What is asked: Find the lines with the string "name" and return them.

====== Data in this exercise ======

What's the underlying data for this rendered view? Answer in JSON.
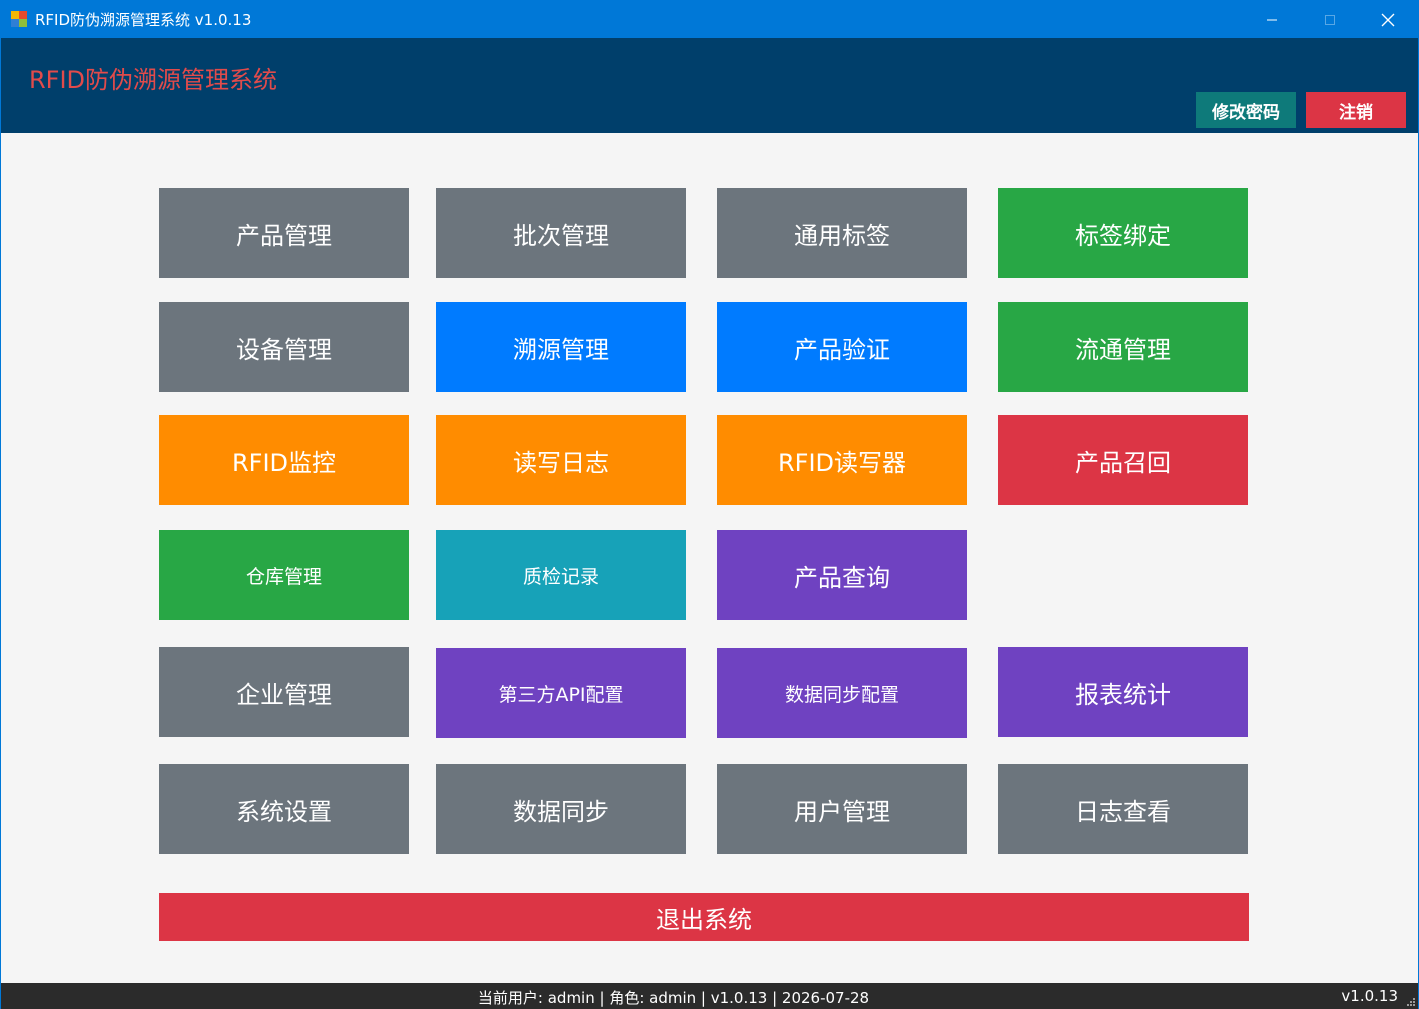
{
  "window": {
    "title": "RFID防伪溯源管理系统 v1.0.13",
    "minimize_icon": "minimize-icon",
    "maximize_icon": "maximize-icon",
    "close_icon": "close-icon"
  },
  "header": {
    "title": "RFID防伪溯源管理系统",
    "change_password": "修改密码",
    "logout": "注销"
  },
  "tiles": {
    "r1": [
      "产品管理",
      "批次管理",
      "通用标签",
      "标签绑定"
    ],
    "r2": [
      "设备管理",
      "溯源管理",
      "产品验证",
      "流通管理"
    ],
    "r3": [
      "RFID监控",
      "读写日志",
      "RFID读写器",
      "产品召回"
    ],
    "r4": [
      "仓库管理",
      "质检记录",
      "产品查询"
    ],
    "r5": [
      "企业管理",
      "第三方API配置",
      "数据同步配置",
      "报表统计"
    ],
    "r6": [
      "系统设置",
      "数据同步",
      "用户管理",
      "日志查看"
    ]
  },
  "exit_label": "退出系统",
  "status": {
    "center": "当前用户: admin | 角色: admin | v1.0.13 | 2026-07-28",
    "version": "v1.0.13"
  },
  "colors": {
    "titlebar": "#0078d7",
    "header": "#003f6b",
    "gray": "#6c757d",
    "green": "#28a745",
    "blue": "#007bff",
    "orange": "#ff8c00",
    "red": "#dc3545",
    "teal": "#17a2b8",
    "purple": "#6f42c1"
  }
}
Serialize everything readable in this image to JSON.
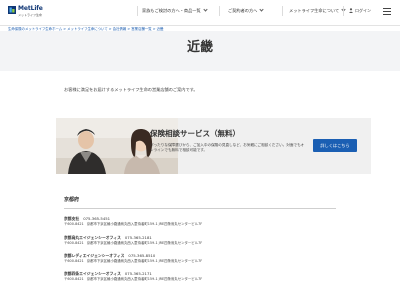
{
  "header": {
    "logo_text": "MetLife",
    "logo_sub": "メットライフ生命",
    "nav": [
      {
        "label": "家族もご検討の方へ・商品一覧"
      },
      {
        "label": "ご契約者の方へ"
      },
      {
        "label": "メットライフ生命について"
      }
    ],
    "login_label": "ログイン"
  },
  "breadcrumb": "生命保険のメットライフ生命ホーム > メットライフ生命について > 会社情報 > 営業店舗一覧 > 近畿",
  "page_title": "近畿",
  "intro": "お客様に満足をお届けするメットライフ生命の営業店舗のご案内です。",
  "banner": {
    "title": "保険相談サービス（無料）",
    "desc": "ぴったりな保障選びから、ご加入中の保険の見直しなど、お気軽にご相談ください。対面でもオンラインでも無料で相談可能です。",
    "button_label": "詳しくはこちら"
  },
  "region": "京都府",
  "offices": [
    {
      "name": "京都支社",
      "tel": "075-365-5451",
      "zip": "〒600-8421",
      "address": "京都市下京区綾小路通烏丸西入童侍者町159-1 JRE四条烏丸センタービル7F"
    },
    {
      "name": "京都烏丸エイジェンシーオフィス",
      "tel": "075-365-2181",
      "zip": "〒600-8421",
      "address": "京都市下京区綾小路通烏丸西入童侍者町159-1 JRE四条烏丸センタービル7F"
    },
    {
      "name": "京都レディエイジェンシーオフィス",
      "tel": "075-365-8510",
      "zip": "〒600-8421",
      "address": "京都市下京区綾小路通烏丸西入童侍者町159-1 JRE四条烏丸センタービル7F"
    },
    {
      "name": "京都四条エイジェンシーオフィス",
      "tel": "075-365-2171",
      "zip": "〒600-8421",
      "address": "京都市下京区綾小路通烏丸西入童侍者町159-1 JRE四条烏丸センタービル7F"
    }
  ],
  "colors": {
    "brand": "#0f3675",
    "link": "#1a5cb0",
    "button": "#1b5fb3",
    "title_band": "#f3f4f6"
  }
}
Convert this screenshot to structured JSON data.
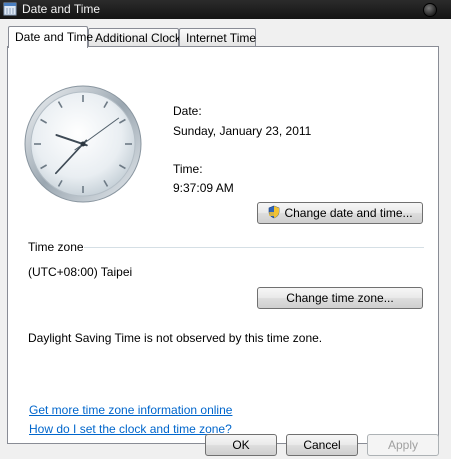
{
  "window": {
    "title": "Date and Time"
  },
  "tabs": [
    {
      "label": "Date and Time",
      "active": true
    },
    {
      "label": "Additional Clocks",
      "active": false
    },
    {
      "label": "Internet Time",
      "active": false
    }
  ],
  "clock": {
    "hours": 9,
    "minutes": 37,
    "seconds": 9
  },
  "date": {
    "label": "Date:",
    "value": "Sunday, January 23, 2011"
  },
  "time": {
    "label": "Time:",
    "value": "9:37:09 AM"
  },
  "change_date_button": "Change date and time...",
  "timezone": {
    "heading": "Time zone",
    "value": "(UTC+08:00) Taipei",
    "change_button": "Change time zone...",
    "dst_note": "Daylight Saving Time is not observed by this time zone."
  },
  "links": {
    "more_info": "Get more time zone information online",
    "how_to": "How do I set the clock and time zone?"
  },
  "buttons": {
    "ok": "OK",
    "cancel": "Cancel",
    "apply": "Apply"
  },
  "colors": {
    "link": "#0066cc",
    "titlebar": "#1f1f1f"
  }
}
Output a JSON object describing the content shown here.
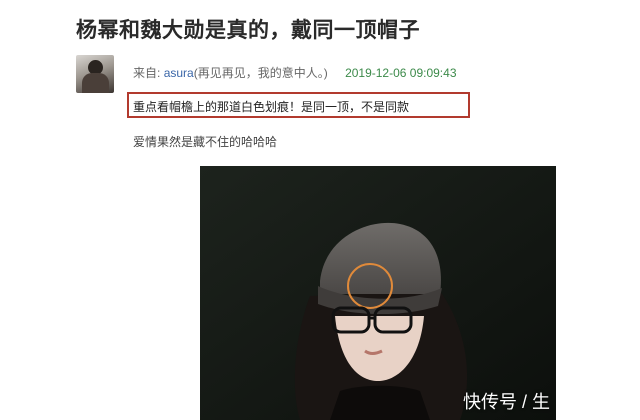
{
  "article": {
    "title": "杨幂和魏大勋是真的，戴同一顶帽子"
  },
  "post": {
    "from_label": "来自:",
    "author": "asura",
    "author_note": "(再见再见，我的意中人。)",
    "timestamp": "2019-12-06 09:09:43",
    "highlight_text": "重点看帽檐上的那道白色划痕！是同一顶，不是同款",
    "comment": "爱情果然是藏不住的哈哈哈"
  },
  "watermark": {
    "text": "快传号 / 生"
  },
  "colors": {
    "highlight_border": "#b23a2e",
    "author_link": "#3a66a8",
    "timestamp": "#3c8a4a"
  }
}
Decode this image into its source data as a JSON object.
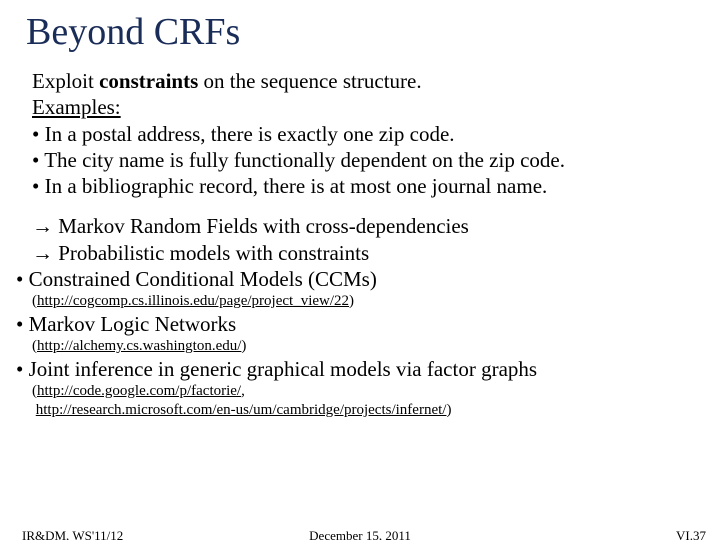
{
  "title": "Beyond CRFs",
  "intro_pre": "Exploit ",
  "intro_bold": "constraints",
  "intro_post": " on the sequence structure.",
  "examples_label": "Examples:",
  "ex1": "• In a postal address, there is exactly one zip code.",
  "ex2": "• The city name is fully functionally dependent on the zip code.",
  "ex3": "• In a bibliographic record, there is at most one journal name.",
  "arrow1": "→ Markov Random Fields with cross-dependencies",
  "arrow2": "→ Probabilistic models with constraints",
  "sub1": "•  Constrained Conditional Models (CCMs)",
  "link1_open": "(",
  "link1": "http://cogcomp.cs.illinois.edu/page/project_view/22",
  "link1_close": ")",
  "sub2": "•  Markov Logic Networks",
  "link2_open": "(",
  "link2": "http://alchemy.cs.washington.edu/",
  "link2_close": ")",
  "sub3": "•  Joint inference in generic graphical models via factor graphs",
  "link3a_open": "(",
  "link3a": "http://code.google.com/p/factorie/",
  "link3a_sep": ", ",
  "link3b": "http://research.microsoft.com/en-us/um/cambridge/projects/infernet/",
  "link3b_close": ")",
  "footer_left": "IR&DM, WS'11/12",
  "footer_center": "December 15, 2011",
  "footer_right": "VI.37"
}
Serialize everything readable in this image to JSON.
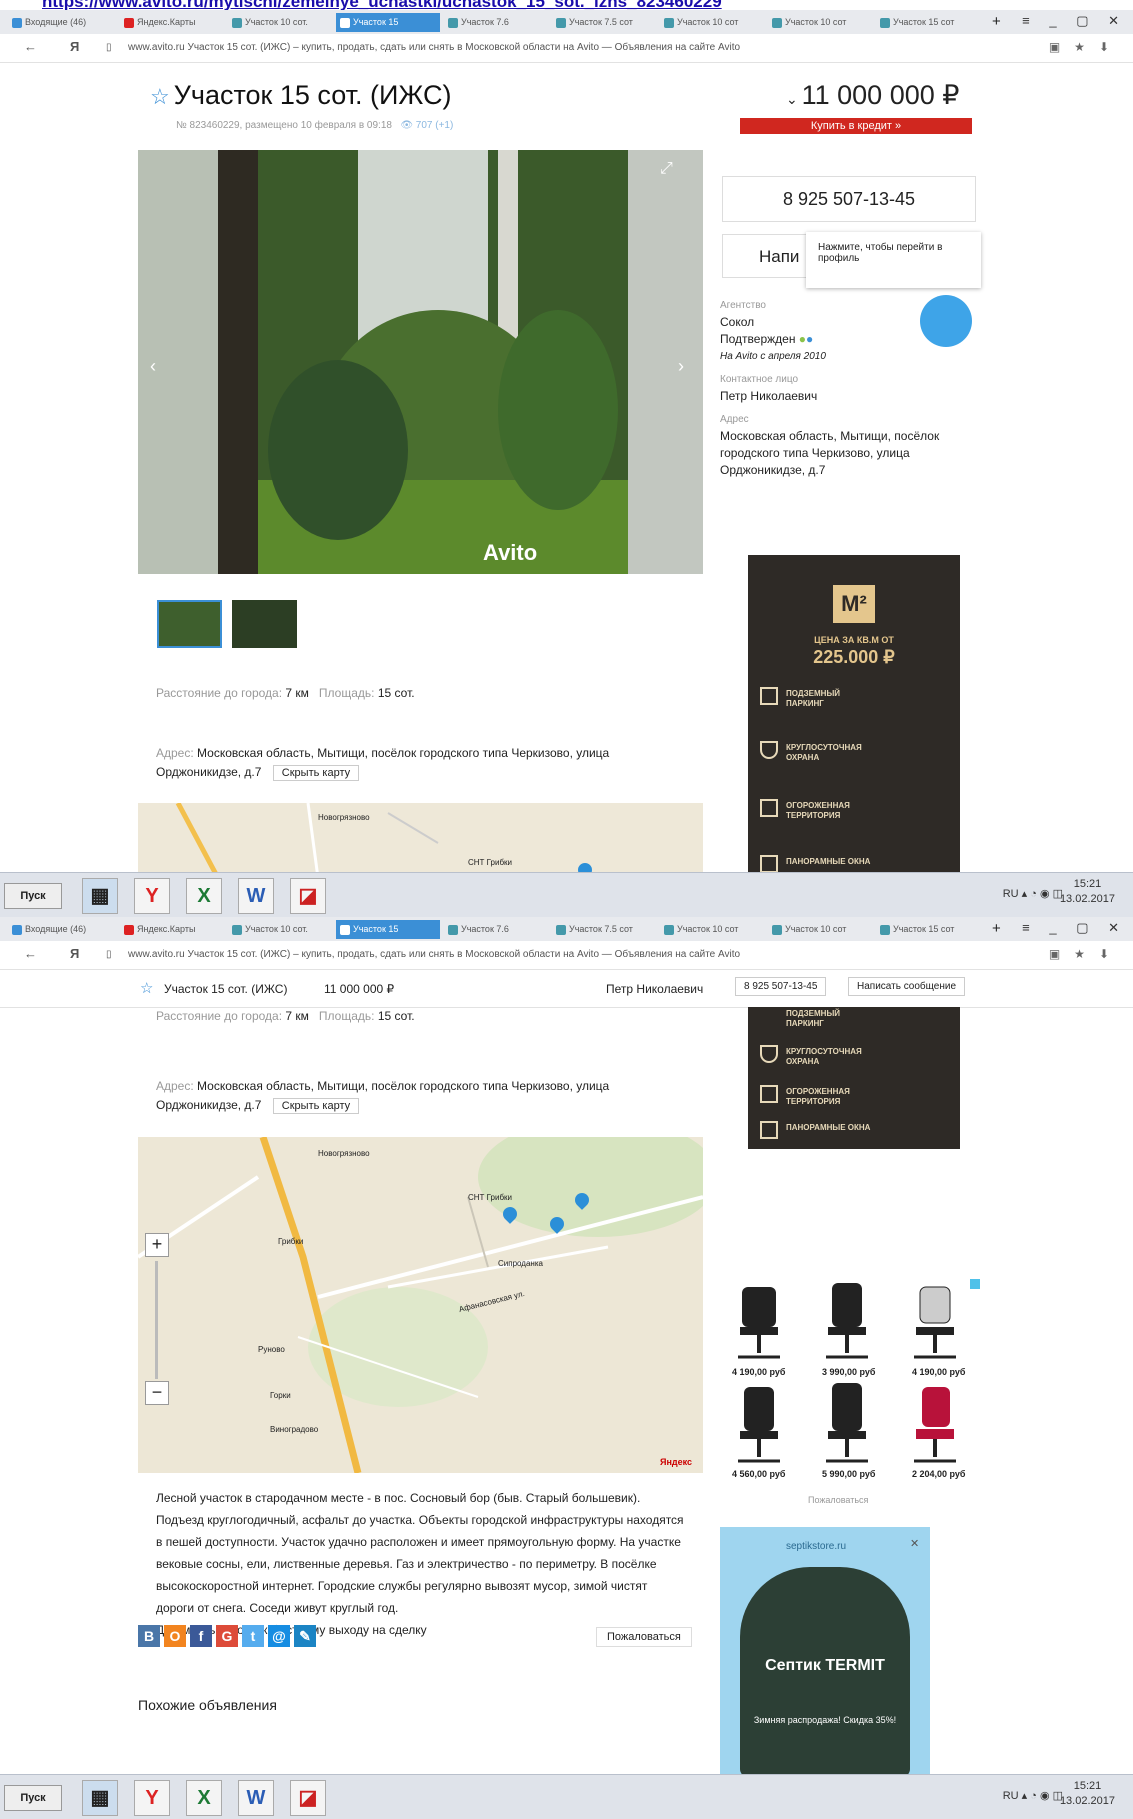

======

Complete answer:
      "name": "京都支社",
      "name": "京都烏丸エイジェンシーオフィス",
      "name": "京都レディエイジェンシーオフィス",
      "name": "京都四条エイジェンシーオフィス",
  "ex2": "• The city name is fully functionally dependent on the zip code.",
  "ex3": "• In a bibliographic record, there is at most one journal name.",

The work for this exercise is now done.